Copy every entry exactly as given, minus the images.

Collected data entries:
--*--

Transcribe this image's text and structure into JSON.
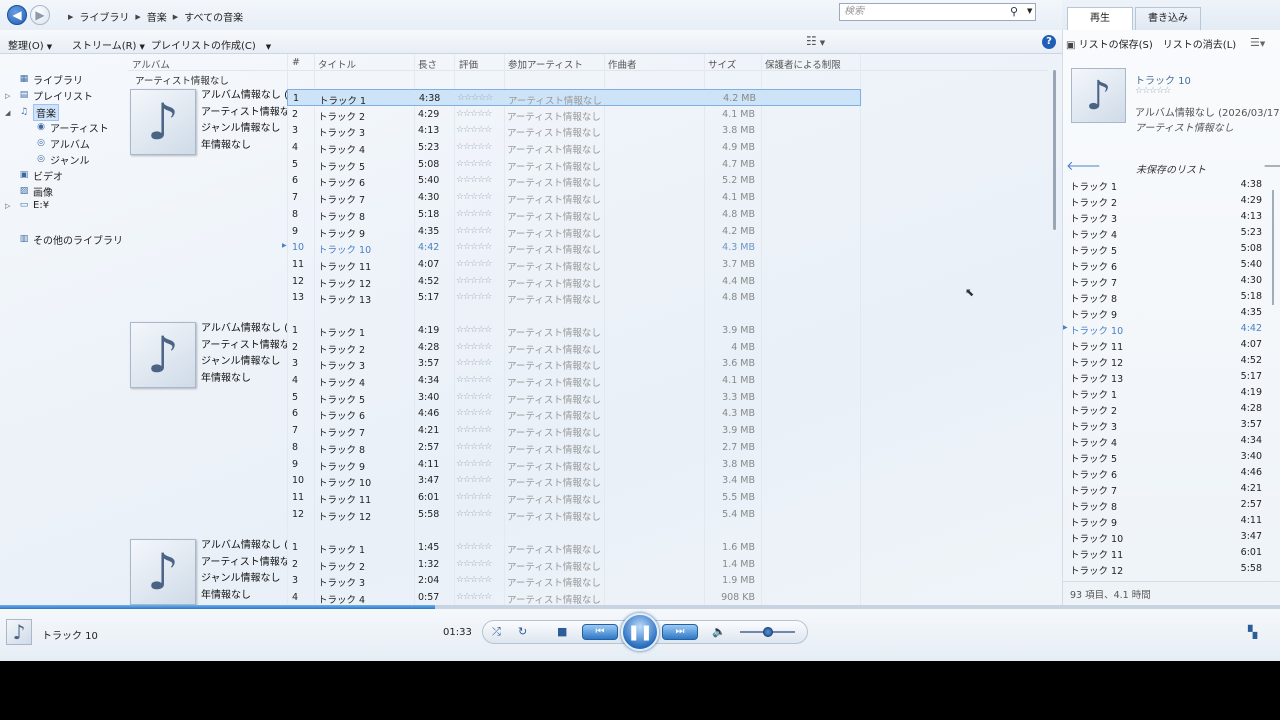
{
  "nav": {
    "breadcrumb": [
      "ライブラリ",
      "音楽",
      "すべての音楽"
    ]
  },
  "toolbar": {
    "organize": "整理(O)",
    "stream": "ストリーム(R)",
    "create_playlist": "プレイリストの作成(C)",
    "search_placeholder": "検索",
    "help": "?"
  },
  "right_tabs": {
    "play": "再生",
    "burn": "書き込み"
  },
  "sidebar": {
    "library": "ライブラリ",
    "playlists": "プレイリスト",
    "music": "音楽",
    "artist": "アーティスト",
    "album": "アルバム",
    "genre": "ジャンル",
    "video": "ビデオ",
    "pictures": "画像",
    "drive": "E:¥",
    "other_libraries": "その他のライブラリ"
  },
  "columns": {
    "album": "アルバム",
    "num": "#",
    "title": "タイトル",
    "length": "長さ",
    "rating": "評価",
    "artist": "参加アーティスト",
    "composer": "作曲者",
    "size": "サイズ",
    "parental": "保護者による制限"
  },
  "group_header": "アーティスト情報なし",
  "album_info": {
    "album": "アルバム情報なし (...",
    "artist": "アーティスト情報なし",
    "genre": "ジャンル情報なし",
    "year": "年情報なし"
  },
  "rating_stars": "☆☆☆☆☆",
  "artist_unknown": "アーティスト情報なし",
  "albums": [
    {
      "tracks": [
        {
          "n": "1",
          "t": "トラック 1",
          "l": "4:38",
          "s": "4.2 MB"
        },
        {
          "n": "2",
          "t": "トラック 2",
          "l": "4:29",
          "s": "4.1 MB"
        },
        {
          "n": "3",
          "t": "トラック 3",
          "l": "4:13",
          "s": "3.8 MB"
        },
        {
          "n": "4",
          "t": "トラック 4",
          "l": "5:23",
          "s": "4.9 MB"
        },
        {
          "n": "5",
          "t": "トラック 5",
          "l": "5:08",
          "s": "4.7 MB"
        },
        {
          "n": "6",
          "t": "トラック 6",
          "l": "5:40",
          "s": "5.2 MB"
        },
        {
          "n": "7",
          "t": "トラック 7",
          "l": "4:30",
          "s": "4.1 MB"
        },
        {
          "n": "8",
          "t": "トラック 8",
          "l": "5:18",
          "s": "4.8 MB"
        },
        {
          "n": "9",
          "t": "トラック 9",
          "l": "4:35",
          "s": "4.2 MB"
        },
        {
          "n": "10",
          "t": "トラック 10",
          "l": "4:42",
          "s": "4.3 MB"
        },
        {
          "n": "11",
          "t": "トラック 11",
          "l": "4:07",
          "s": "3.7 MB"
        },
        {
          "n": "12",
          "t": "トラック 12",
          "l": "4:52",
          "s": "4.4 MB"
        },
        {
          "n": "13",
          "t": "トラック 13",
          "l": "5:17",
          "s": "4.8 MB"
        }
      ]
    },
    {
      "tracks": [
        {
          "n": "1",
          "t": "トラック 1",
          "l": "4:19",
          "s": "3.9 MB"
        },
        {
          "n": "2",
          "t": "トラック 2",
          "l": "4:28",
          "s": "4 MB"
        },
        {
          "n": "3",
          "t": "トラック 3",
          "l": "3:57",
          "s": "3.6 MB"
        },
        {
          "n": "4",
          "t": "トラック 4",
          "l": "4:34",
          "s": "4.1 MB"
        },
        {
          "n": "5",
          "t": "トラック 5",
          "l": "3:40",
          "s": "3.3 MB"
        },
        {
          "n": "6",
          "t": "トラック 6",
          "l": "4:46",
          "s": "4.3 MB"
        },
        {
          "n": "7",
          "t": "トラック 7",
          "l": "4:21",
          "s": "3.9 MB"
        },
        {
          "n": "8",
          "t": "トラック 8",
          "l": "2:57",
          "s": "2.7 MB"
        },
        {
          "n": "9",
          "t": "トラック 9",
          "l": "4:11",
          "s": "3.8 MB"
        },
        {
          "n": "10",
          "t": "トラック 10",
          "l": "3:47",
          "s": "3.4 MB"
        },
        {
          "n": "11",
          "t": "トラック 11",
          "l": "6:01",
          "s": "5.5 MB"
        },
        {
          "n": "12",
          "t": "トラック 12",
          "l": "5:58",
          "s": "5.4 MB"
        }
      ]
    },
    {
      "tracks": [
        {
          "n": "1",
          "t": "トラック 1",
          "l": "1:45",
          "s": "1.6 MB"
        },
        {
          "n": "2",
          "t": "トラック 2",
          "l": "1:32",
          "s": "1.4 MB"
        },
        {
          "n": "3",
          "t": "トラック 3",
          "l": "2:04",
          "s": "1.9 MB"
        },
        {
          "n": "4",
          "t": "トラック 4",
          "l": "0:57",
          "s": "908 KB"
        }
      ]
    }
  ],
  "right_panel": {
    "save_list": "リストの保存(S)",
    "clear_list": "リストの消去(L)",
    "now_title": "トラック 10",
    "now_album": "アルバム情報なし (2026/03/17 21:...",
    "now_artist": "アーティスト情報なし",
    "list_title": "未保存のリスト",
    "playlist": [
      {
        "t": "トラック 1",
        "d": "4:38"
      },
      {
        "t": "トラック 2",
        "d": "4:29"
      },
      {
        "t": "トラック 3",
        "d": "4:13"
      },
      {
        "t": "トラック 4",
        "d": "5:23"
      },
      {
        "t": "トラック 5",
        "d": "5:08"
      },
      {
        "t": "トラック 6",
        "d": "5:40"
      },
      {
        "t": "トラック 7",
        "d": "4:30"
      },
      {
        "t": "トラック 8",
        "d": "5:18"
      },
      {
        "t": "トラック 9",
        "d": "4:35"
      },
      {
        "t": "トラック 10",
        "d": "4:42"
      },
      {
        "t": "トラック 11",
        "d": "4:07"
      },
      {
        "t": "トラック 12",
        "d": "4:52"
      },
      {
        "t": "トラック 13",
        "d": "5:17"
      },
      {
        "t": "トラック 1",
        "d": "4:19"
      },
      {
        "t": "トラック 2",
        "d": "4:28"
      },
      {
        "t": "トラック 3",
        "d": "3:57"
      },
      {
        "t": "トラック 4",
        "d": "4:34"
      },
      {
        "t": "トラック 5",
        "d": "3:40"
      },
      {
        "t": "トラック 6",
        "d": "4:46"
      },
      {
        "t": "トラック 7",
        "d": "4:21"
      },
      {
        "t": "トラック 8",
        "d": "2:57"
      },
      {
        "t": "トラック 9",
        "d": "4:11"
      },
      {
        "t": "トラック 10",
        "d": "3:47"
      },
      {
        "t": "トラック 11",
        "d": "6:01"
      },
      {
        "t": "トラック 12",
        "d": "5:58"
      }
    ],
    "footer": "93 項目、4.1 時間"
  },
  "player": {
    "title": "トラック 10",
    "elapsed": "01:33",
    "progress_fraction": 0.34,
    "volume_fraction": 0.5
  },
  "icons": {
    "back": "back-arrow-icon",
    "forward": "forward-arrow-icon",
    "note": "music-note-icon",
    "search": "search-icon",
    "shuffle": "shuffle-icon",
    "repeat": "repeat-icon",
    "stop": "stop-icon",
    "prev": "previous-icon",
    "play_pause": "pause-icon",
    "next": "next-icon",
    "volume": "speaker-icon"
  },
  "colors": {
    "accent": "#2b77c7",
    "selection": "#cde3f7",
    "playing": "#4a7fc4"
  }
}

--*--

The solution:
Transcribe this image's text and structure into JSON.
{
  "nav": {
    "breadcrumb": [
      "ライブラリ",
      "音楽",
      "すべての音楽"
    ]
  },
  "toolbar": {
    "organize": "整理(O)",
    "stream": "ストリーム(R)",
    "create_playlist": "プレイリストの作成(C)",
    "search_placeholder": "検索",
    "help": "?"
  },
  "right_tabs": {
    "play": "再生",
    "burn": "書き込み"
  },
  "sidebar": {
    "library": "ライブラリ",
    "playlists": "プレイリスト",
    "music": "音楽",
    "artist": "アーティスト",
    "album": "アルバム",
    "genre": "ジャンル",
    "video": "ビデオ",
    "pictures": "画像",
    "drive": "E:¥",
    "other_libraries": "その他のライブラリ"
  },
  "columns": {
    "album": "アルバム",
    "num": "#",
    "title": "タイトル",
    "length": "長さ",
    "rating": "評価",
    "artist": "参加アーティスト",
    "composer": "作曲者",
    "size": "サイズ",
    "parental": "保護者による制限"
  },
  "group_header": "アーティスト情報なし",
  "album_info": {
    "album": "アルバム情報なし (...",
    "artist": "アーティスト情報なし",
    "genre": "ジャンル情報なし",
    "year": "年情報なし"
  },
  "rating_stars": "☆☆☆☆☆",
  "artist_unknown": "アーティスト情報なし",
  "albums": [
    {
      "tracks": [
        {
          "n": "1",
          "t": "トラック 1",
          "l": "4:38",
          "s": "4.2 MB"
        },
        {
          "n": "2",
          "t": "トラック 2",
          "l": "4:29",
          "s": "4.1 MB"
        },
        {
          "n": "3",
          "t": "トラック 3",
          "l": "4:13",
          "s": "3.8 MB"
        },
        {
          "n": "4",
          "t": "トラック 4",
          "l": "5:23",
          "s": "4.9 MB"
        },
        {
          "n": "5",
          "t": "トラック 5",
          "l": "5:08",
          "s": "4.7 MB"
        },
        {
          "n": "6",
          "t": "トラック 6",
          "l": "5:40",
          "s": "5.2 MB"
        },
        {
          "n": "7",
          "t": "トラック 7",
          "l": "4:30",
          "s": "4.1 MB"
        },
        {
          "n": "8",
          "t": "トラック 8",
          "l": "5:18",
          "s": "4.8 MB"
        },
        {
          "n": "9",
          "t": "トラック 9",
          "l": "4:35",
          "s": "4.2 MB"
        },
        {
          "n": "10",
          "t": "トラック 10",
          "l": "4:42",
          "s": "4.3 MB"
        },
        {
          "n": "11",
          "t": "トラック 11",
          "l": "4:07",
          "s": "3.7 MB"
        },
        {
          "n": "12",
          "t": "トラック 12",
          "l": "4:52",
          "s": "4.4 MB"
        },
        {
          "n": "13",
          "t": "トラック 13",
          "l": "5:17",
          "s": "4.8 MB"
        }
      ]
    },
    {
      "tracks": [
        {
          "n": "1",
          "t": "トラック 1",
          "l": "4:19",
          "s": "3.9 MB"
        },
        {
          "n": "2",
          "t": "トラック 2",
          "l": "4:28",
          "s": "4 MB"
        },
        {
          "n": "3",
          "t": "トラック 3",
          "l": "3:57",
          "s": "3.6 MB"
        },
        {
          "n": "4",
          "t": "トラック 4",
          "l": "4:34",
          "s": "4.1 MB"
        },
        {
          "n": "5",
          "t": "トラック 5",
          "l": "3:40",
          "s": "3.3 MB"
        },
        {
          "n": "6",
          "t": "トラック 6",
          "l": "4:46",
          "s": "4.3 MB"
        },
        {
          "n": "7",
          "t": "トラック 7",
          "l": "4:21",
          "s": "3.9 MB"
        },
        {
          "n": "8",
          "t": "トラック 8",
          "l": "2:57",
          "s": "2.7 MB"
        },
        {
          "n": "9",
          "t": "トラック 9",
          "l": "4:11",
          "s": "3.8 MB"
        },
        {
          "n": "10",
          "t": "トラック 10",
          "l": "3:47",
          "s": "3.4 MB"
        },
        {
          "n": "11",
          "t": "トラック 11",
          "l": "6:01",
          "s": "5.5 MB"
        },
        {
          "n": "12",
          "t": "トラック 12",
          "l": "5:58",
          "s": "5.4 MB"
        }
      ]
    },
    {
      "tracks": [
        {
          "n": "1",
          "t": "トラック 1",
          "l": "1:45",
          "s": "1.6 MB"
        },
        {
          "n": "2",
          "t": "トラック 2",
          "l": "1:32",
          "s": "1.4 MB"
        },
        {
          "n": "3",
          "t": "トラック 3",
          "l": "2:04",
          "s": "1.9 MB"
        },
        {
          "n": "4",
          "t": "トラック 4",
          "l": "0:57",
          "s": "908 KB"
        }
      ]
    }
  ],
  "right_panel": {
    "save_list": "リストの保存(S)",
    "clear_list": "リストの消去(L)",
    "now_title": "トラック 10",
    "now_album": "アルバム情報なし (2026/03/17 21:...",
    "now_artist": "アーティスト情報なし",
    "list_title": "未保存のリスト",
    "playlist": [
      {
        "t": "トラック 1",
        "d": "4:38"
      },
      {
        "t": "トラック 2",
        "d": "4:29"
      },
      {
        "t": "トラック 3",
        "d": "4:13"
      },
      {
        "t": "トラック 4",
        "d": "5:23"
      },
      {
        "t": "トラック 5",
        "d": "5:08"
      },
      {
        "t": "トラック 6",
        "d": "5:40"
      },
      {
        "t": "トラック 7",
        "d": "4:30"
      },
      {
        "t": "トラック 8",
        "d": "5:18"
      },
      {
        "t": "トラック 9",
        "d": "4:35"
      },
      {
        "t": "トラック 10",
        "d": "4:42"
      },
      {
        "t": "トラック 11",
        "d": "4:07"
      },
      {
        "t": "トラック 12",
        "d": "4:52"
      },
      {
        "t": "トラック 13",
        "d": "5:17"
      },
      {
        "t": "トラック 1",
        "d": "4:19"
      },
      {
        "t": "トラック 2",
        "d": "4:28"
      },
      {
        "t": "トラック 3",
        "d": "3:57"
      },
      {
        "t": "トラック 4",
        "d": "4:34"
      },
      {
        "t": "トラック 5",
        "d": "3:40"
      },
      {
        "t": "トラック 6",
        "d": "4:46"
      },
      {
        "t": "トラック 7",
        "d": "4:21"
      },
      {
        "t": "トラック 8",
        "d": "2:57"
      },
      {
        "t": "トラック 9",
        "d": "4:11"
      },
      {
        "t": "トラック 10",
        "d": "3:47"
      },
      {
        "t": "トラック 11",
        "d": "6:01"
      },
      {
        "t": "トラック 12",
        "d": "5:58"
      }
    ],
    "footer": "93 項目、4.1 時間"
  },
  "player": {
    "title": "トラック 10",
    "elapsed": "01:33",
    "progress_fraction": 0.34,
    "volume_fraction": 0.5
  },
  "icons": {
    "back": "back-arrow-icon",
    "forward": "forward-arrow-icon",
    "note": "music-note-icon",
    "search": "search-icon",
    "shuffle": "shuffle-icon",
    "repeat": "repeat-icon",
    "stop": "stop-icon",
    "prev": "previous-icon",
    "play_pause": "pause-icon",
    "next": "next-icon",
    "volume": "speaker-icon"
  },
  "colors": {
    "accent": "#2b77c7",
    "selection": "#cde3f7",
    "playing": "#4a7fc4"
  }
}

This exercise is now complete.